"""
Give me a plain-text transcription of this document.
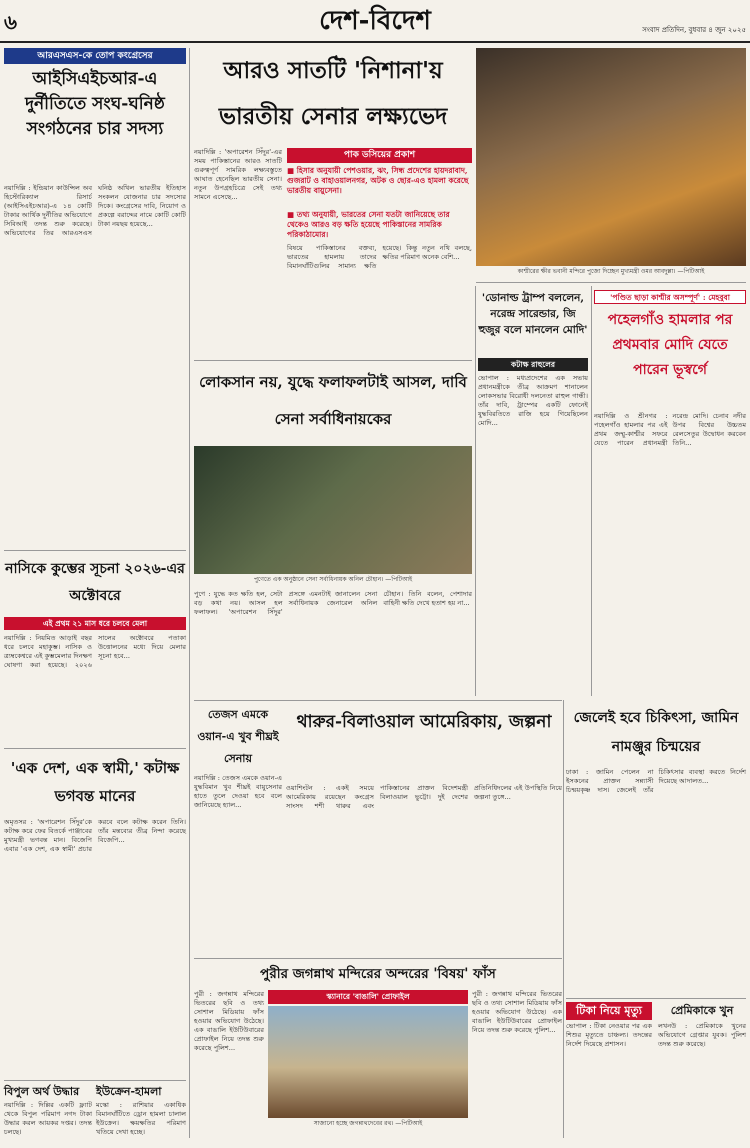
৬	দেশ-বিদেশ	সংবাদ প্রতিদিন, বুধবার ৪ জুন ২০২৫
আরএসএস-কে তোপ কংগ্রেসের
আইসিএইচআর-এ দুর্নীতিতে সংঘ-ঘনিষ্ঠ সংগঠনের চার সদস্য
নয়াদিল্লি : ইন্ডিয়ান কাউন্সিল অব হিস্টোরিক্যাল রিসার্চ (আইসিএইচআর)-এ ১৪ কোটি টাকার আর্থিক দুর্নীতির অভিযোগে সিবিআই তদন্ত শুরু করেছে। অভিযোগের তির আরএসএস ঘনিষ্ঠ অখিল ভারতীয় ইতিহাস সংকলন যোজনার চার সদস্যের দিকে। কংগ্রেসের দাবি, নিয়োগ ও প্রকল্পে বরাদ্দের নামে কোটি কোটি টাকা নয়ছয় হয়েছে...
নাসিকে কুম্ভের সূচনা ২০২৬-এর অক্টোবরে
এই প্রথম ২১ মাস ধরে চলবে মেলা
নয়াদিল্লি : নিয়মিত আড়াই বছর ধরে চলবে মহাকুম্ভ। নাসিক ও ত্র্যম্বকেশ্বরে এই কুম্ভমেলার দিনক্ষণ ঘোষণা করা হয়েছে। ২০২৬ সালের অক্টোবরে পতাকা উত্তোলনের মধ্যে দিয়ে মেলার সূচনা হবে...
'এক দেশ, এক স্বামী,' কটাক্ষ ভগবন্ত মানের
অমৃতসর : 'অপারেশন সিঁদুর'কে কটাক্ষ করে ফের বিতর্কে পাঞ্জাবের মুখ্যমন্ত্রী ভগবন্ত মান। বিজেপি এবার 'এক দেশ, এক স্বামী' প্রচার করবে বলে কটাক্ষ করেন তিনি। তাঁর মন্তব্যের তীব্র নিন্দা করেছে বিজেপি...
বিপুল অর্থ উদ্ধার
নয়াদিল্লি : দিল্লির একটি ফ্ল্যাট থেকে বিপুল পরিমাণ নগদ টাকা উদ্ধার করল আয়কর দপ্তর। তদন্ত চলছে।
ইউক্রেন-হামলা
মস্কো : রাশিয়ার একাধিক বিমানঘাঁটিতে ড্রোন হামলা চালাল ইউক্রেন। ক্ষয়ক্ষতির পরিমাণ খতিয়ে দেখা হচ্ছে।
আরও সাতটি 'নিশানা'য় ভারতীয় সেনার লক্ষ্যভেদ
নয়াদিল্লি : 'অপারেশন সিঁদুর'-এর সময় পাকিস্তানের আরও সাতটি গুরুত্বপূর্ণ সামরিক লক্ষ্যবস্তুতে আঘাত হেনেছিল ভারতীয় সেনা। নতুন উপগ্রহচিত্রে সেই তথ্য সামনে এসেছে...
পাক ডসিয়ের প্রকাশ
■ হিসার অনুযায়ী পেশওয়ার, ঝং, সিন্ধ প্রদেশের হায়দরাবাদ, গুজরাট ও বাহাওয়ালনগর, অটক ও ছোর-এও হামলা করেছে ভারতীয় বায়ুসেনা।
■ তথ্য অনুযায়ী, ভারতের সেনা যতটা জানিয়েছে তার থেকেও আরও বড় ক্ষতি হয়েছে পাকিস্তানের সামরিক পরিকাঠামোর।
বিষয়ে পাকিস্তানের বক্তব্য, ভারতের হামলায় তাদের বিমানঘাঁটিগুলির সামান্য ক্ষতি হয়েছে। কিন্তু নতুন নথি বলছে, ক্ষতির পরিমাণ অনেক বেশি...
কাশ্মীরের ক্ষীর ভবানী মন্দিরে পুজো দিচ্ছেন মুখ্যমন্ত্রী ওমর আবদুল্লা। —পিটিআই
'ডোনাল্ড ট্রাম্প বললেন, নরেন্দ্র সারেন্ডার, জি হুজুর বলে মানলেন মোদি'
কটাক্ষ রাহুলের
ভোপাল : মধ্যপ্রদেশের এক সভায় প্রধানমন্ত্রীকে তীব্র আক্রমণ শানালেন লোকসভার বিরোধী দলনেতা রাহুল গান্ধী। তাঁর দাবি, ট্রাম্পের একটি ফোনেই যুদ্ধবিরতিতে রাজি হয়ে গিয়েছিলেন মোদি...
'পণ্ডিত ছাড়া কাশ্মীর অসম্পূর্ণ' : মেহবুবা
পহেলগাঁও হামলার পর প্রথমবার মোদি যেতে পারেন ভূস্বর্গে
নয়াদিল্লি ও শ্রীনগর : পহেলগাঁও হামলার পর এই প্রথম জম্মু-কাশ্মীর সফরে যেতে পারেন প্রধানমন্ত্রী নরেন্দ্র মোদি। চেনাব নদীর উপর বিশ্বের উচ্চতম রেলসেতুর উদ্বোধন করবেন তিনি...
লোকসান নয়, যুদ্ধে ফলাফলটাই আসল, দাবি সেনা সর্বাধিনায়কের
পুণেতে এক অনুষ্ঠানে সেনা সর্বাধিনায়ক অনিল চৌহান। —পিটিআই
পুণে : যুদ্ধে কত ক্ষতি হল, সেটা বড় কথা নয়। আসল হল ফলাফল। 'অপারেশন সিঁদুর' প্রসঙ্গে এমনটাই জানালেন সেনা সর্বাধিনায়ক জেনারেল অনিল চৌহান। তিনি বলেন, পেশাদার বাহিনী ক্ষতি দেখে হতাশ হয় না...
তেজস এমকে ওয়ান-এ খুব শীঘ্রই সেনায়
নয়াদিল্লি : তেজস এমকে ওয়ান-এ যুদ্ধবিমান খুব শীঘ্রই বায়ুসেনার হাতে তুলে দেওয়া হবে বলে জানিয়েছে হ্যাল...
থারুর-বিলাওয়াল আমেরিকায়, জল্পনা
ওয়াশিংটন : একই সময়ে আমেরিকায় রয়েছেন কংগ্রেস সাংসদ শশী থারুর এবং পাকিস্তানের প্রাক্তন বিদেশমন্ত্রী বিলাওয়াল ভুট্টো। দুই দেশের প্রতিনিধিদলের এই উপস্থিতি নিয়ে জল্পনা তুঙ্গে...
জেলেই হবে চিকিৎসা, জামিন নামঞ্জুর চিন্ময়ের
ঢাকা : জামিন পেলেন না ইসকনের প্রাক্তন সন্ন্যাসী চিন্ময়কৃষ্ণ দাস। জেলেই তাঁর চিকিৎসার ব্যবস্থা করতে নির্দেশ দিয়েছে আদালত...
পুরীর জগন্নাথ মন্দিরের অন্দরের 'বিষয়' ফাঁস
পুরী : জগন্নাথ মন্দিরের ভিতরের ছবি ও তথ্য সোশাল মিডিয়ায় ফাঁস হওয়ার অভিযোগ উঠেছে। এক বাঙালি ইউটিউবারের প্রোফাইল নিয়ে তদন্ত শুরু করেছে পুলিশ...
স্ক্যানারে 'বাঙালি' প্রোফাইল
সাজানো হচ্ছে জগন্নাথদেবের রথ। —পিটিআই
পুরী : জগন্নাথ মন্দিরের ভিতরের ছবি ও তথ্য সোশাল মিডিয়ায় ফাঁস হওয়ার অভিযোগ উঠেছে। এক বাঙালি ইউটিউবারের প্রোফাইল নিয়ে তদন্ত শুরু করেছে পুলিশ...
টিকা নিয়ে মৃত্যু
ভোপাল : টিকা নেওয়ার পর এক শিশুর মৃত্যুতে চাঞ্চল্য। তদন্তের নির্দেশ দিয়েছে প্রশাসন।
প্রেমিকাকে খুন
লখনউ : প্রেমিকাকে খুনের অভিযোগে গ্রেপ্তার যুবক। পুলিশ তদন্ত শুরু করেছে।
"""
- **TASK TO CARRY OUT**: What is needed is an exact reproduction of the data, pictures excluded.

- **RESULT FOR THIS EXERCISE**:
Give me a plain-text transcription of this document.
৬	দেশ-বিদেশ	সংবাদ প্রতিদিন, বুধবার ৪ জুন ২০২৫
আরএসএস-কে তোপ কংগ্রেসের
আইসিএইচআর-এ দুর্নীতিতে সংঘ-ঘনিষ্ঠ সংগঠনের চার সদস্য
নয়াদিল্লি : ইন্ডিয়ান কাউন্সিল অব হিস্টোরিক্যাল রিসার্চ (আইসিএইচআর)-এ ১৪ কোটি টাকার আর্থিক দুর্নীতির অভিযোগে সিবিআই তদন্ত শুরু করেছে। অভিযোগের তির আরএসএস ঘনিষ্ঠ অখিল ভারতীয় ইতিহাস সংকলন যোজনার চার সদস্যের দিকে। কংগ্রেসের দাবি, নিয়োগ ও প্রকল্পে বরাদ্দের নামে কোটি কোটি টাকা নয়ছয় হয়েছে...
নাসিকে কুম্ভের সূচনা ২০২৬-এর অক্টোবরে
এই প্রথম ২১ মাস ধরে চলবে মেলা
নয়াদিল্লি : নিয়মিত আড়াই বছর ধরে চলবে মহাকুম্ভ। নাসিক ও ত্র্যম্বকেশ্বরে এই কুম্ভমেলার দিনক্ষণ ঘোষণা করা হয়েছে। ২০২৬ সালের অক্টোবরে পতাকা উত্তোলনের মধ্যে দিয়ে মেলার সূচনা হবে...
'এক দেশ, এক স্বামী,' কটাক্ষ ভগবন্ত মানের
অমৃতসর : 'অপারেশন সিঁদুর'কে কটাক্ষ করে ফের বিতর্কে পাঞ্জাবের মুখ্যমন্ত্রী ভগবন্ত মান। বিজেপি এবার 'এক দেশ, এক স্বামী' প্রচার করবে বলে কটাক্ষ করেন তিনি। তাঁর মন্তব্যের তীব্র নিন্দা করেছে বিজেপি...
বিপুল অর্থ উদ্ধার
নয়াদিল্লি : দিল্লির একটি ফ্ল্যাট থেকে বিপুল পরিমাণ নগদ টাকা উদ্ধার করল আয়কর দপ্তর। তদন্ত চলছে।
ইউক্রেন-হামলা
মস্কো : রাশিয়ার একাধিক বিমানঘাঁটিতে ড্রোন হামলা চালাল ইউক্রেন। ক্ষয়ক্ষতির পরিমাণ খতিয়ে দেখা হচ্ছে।
আরও সাতটি 'নিশানা'য় ভারতীয় সেনার লক্ষ্যভেদ
নয়াদিল্লি : 'অপারেশন সিঁদুর'-এর সময় পাকিস্তানের আরও সাতটি গুরুত্বপূর্ণ সামরিক লক্ষ্যবস্তুতে আঘাত হেনেছিল ভারতীয় সেনা। নতুন উপগ্রহচিত্রে সেই তথ্য সামনে এসেছে...
পাক ডসিয়ের প্রকাশ
■ হিসার অনুযায়ী পেশওয়ার, ঝং, সিন্ধ প্রদেশের হায়দরাবাদ, গুজরাট ও বাহাওয়ালনগর, অটক ও ছোর-এও হামলা করেছে ভারতীয় বায়ুসেনা।
■ তথ্য অনুযায়ী, ভারতের সেনা যতটা জানিয়েছে তার থেকেও আরও বড় ক্ষতি হয়েছে পাকিস্তানের সামরিক পরিকাঠামোর।
বিষয়ে পাকিস্তানের বক্তব্য, ভারতের হামলায় তাদের বিমানঘাঁটিগুলির সামান্য ক্ষতি হয়েছে। কিন্তু নতুন নথি বলছে, ক্ষতির পরিমাণ অনেক বেশি...
কাশ্মীরের ক্ষীর ভবানী মন্দিরে পুজো দিচ্ছেন মুখ্যমন্ত্রী ওমর আবদুল্লা। —পিটিআই
'ডোনাল্ড ট্রাম্প বললেন, নরেন্দ্র সারেন্ডার, জি হুজুর বলে মানলেন মোদি'
কটাক্ষ রাহুলের
ভোপাল : মধ্যপ্রদেশের এক সভায় প্রধানমন্ত্রীকে তীব্র আক্রমণ শানালেন লোকসভার বিরোধী দলনেতা রাহুল গান্ধী। তাঁর দাবি, ট্রাম্পের একটি ফোনেই যুদ্ধবিরতিতে রাজি হয়ে গিয়েছিলেন মোদি...
'পণ্ডিত ছাড়া কাশ্মীর অসম্পূর্ণ' : মেহবুবা
পহেলগাঁও হামলার পর প্রথমবার মোদি যেতে পারেন ভূস্বর্গে
নয়াদিল্লি ও শ্রীনগর : পহেলগাঁও হামলার পর এই প্রথম জম্মু-কাশ্মীর সফরে যেতে পারেন প্রধানমন্ত্রী নরেন্দ্র মোদি। চেনাব নদীর উপর বিশ্বের উচ্চতম রেলসেতুর উদ্বোধন করবেন তিনি...
লোকসান নয়, যুদ্ধে ফলাফলটাই আসল, দাবি সেনা সর্বাধিনায়কের
পুণেতে এক অনুষ্ঠানে সেনা সর্বাধিনায়ক অনিল চৌহান। —পিটিআই
পুণে : যুদ্ধে কত ক্ষতি হল, সেটা বড় কথা নয়। আসল হল ফলাফল। 'অপারেশন সিঁদুর' প্রসঙ্গে এমনটাই জানালেন সেনা সর্বাধিনায়ক জেনারেল অনিল চৌহান। তিনি বলেন, পেশাদার বাহিনী ক্ষতি দেখে হতাশ হয় না...
তেজস এমকে ওয়ান-এ খুব শীঘ্রই সেনায়
নয়াদিল্লি : তেজস এমকে ওয়ান-এ যুদ্ধবিমান খুব শীঘ্রই বায়ুসেনার হাতে তুলে দেওয়া হবে বলে জানিয়েছে হ্যাল...
থারুর-বিলাওয়াল আমেরিকায়, জল্পনা
ওয়াশিংটন : একই সময়ে আমেরিকায় রয়েছেন কংগ্রেস সাংসদ শশী থারুর এবং পাকিস্তানের প্রাক্তন বিদেশমন্ত্রী বিলাওয়াল ভুট্টো। দুই দেশের প্রতিনিধিদলের এই উপস্থিতি নিয়ে জল্পনা তুঙ্গে...
জেলেই হবে চিকিৎসা, জামিন নামঞ্জুর চিন্ময়ের
ঢাকা : জামিন পেলেন না ইসকনের প্রাক্তন সন্ন্যাসী চিন্ময়কৃষ্ণ দাস। জেলেই তাঁর চিকিৎসার ব্যবস্থা করতে নির্দেশ দিয়েছে আদালত...
পুরীর জগন্নাথ মন্দিরের অন্দরের 'বিষয়' ফাঁস
পুরী : জগন্নাথ মন্দিরের ভিতরের ছবি ও তথ্য সোশাল মিডিয়ায় ফাঁস হওয়ার অভিযোগ উঠেছে। এক বাঙালি ইউটিউবারের প্রোফাইল নিয়ে তদন্ত শুরু করেছে পুলিশ...
স্ক্যানারে 'বাঙালি' প্রোফাইল
সাজানো হচ্ছে জগন্নাথদেবের রথ। —পিটিআই
পুরী : জগন্নাথ মন্দিরের ভিতরের ছবি ও তথ্য সোশাল মিডিয়ায় ফাঁস হওয়ার অভিযোগ উঠেছে। এক বাঙালি ইউটিউবারের প্রোফাইল নিয়ে তদন্ত শুরু করেছে পুলিশ...
টিকা নিয়ে মৃত্যু
ভোপাল : টিকা নেওয়ার পর এক শিশুর মৃত্যুতে চাঞ্চল্য। তদন্তের নির্দেশ দিয়েছে প্রশাসন।
প্রেমিকাকে খুন
লখনউ : প্রেমিকাকে খুনের অভিযোগে গ্রেপ্তার যুবক। পুলিশ তদন্ত শুরু করেছে।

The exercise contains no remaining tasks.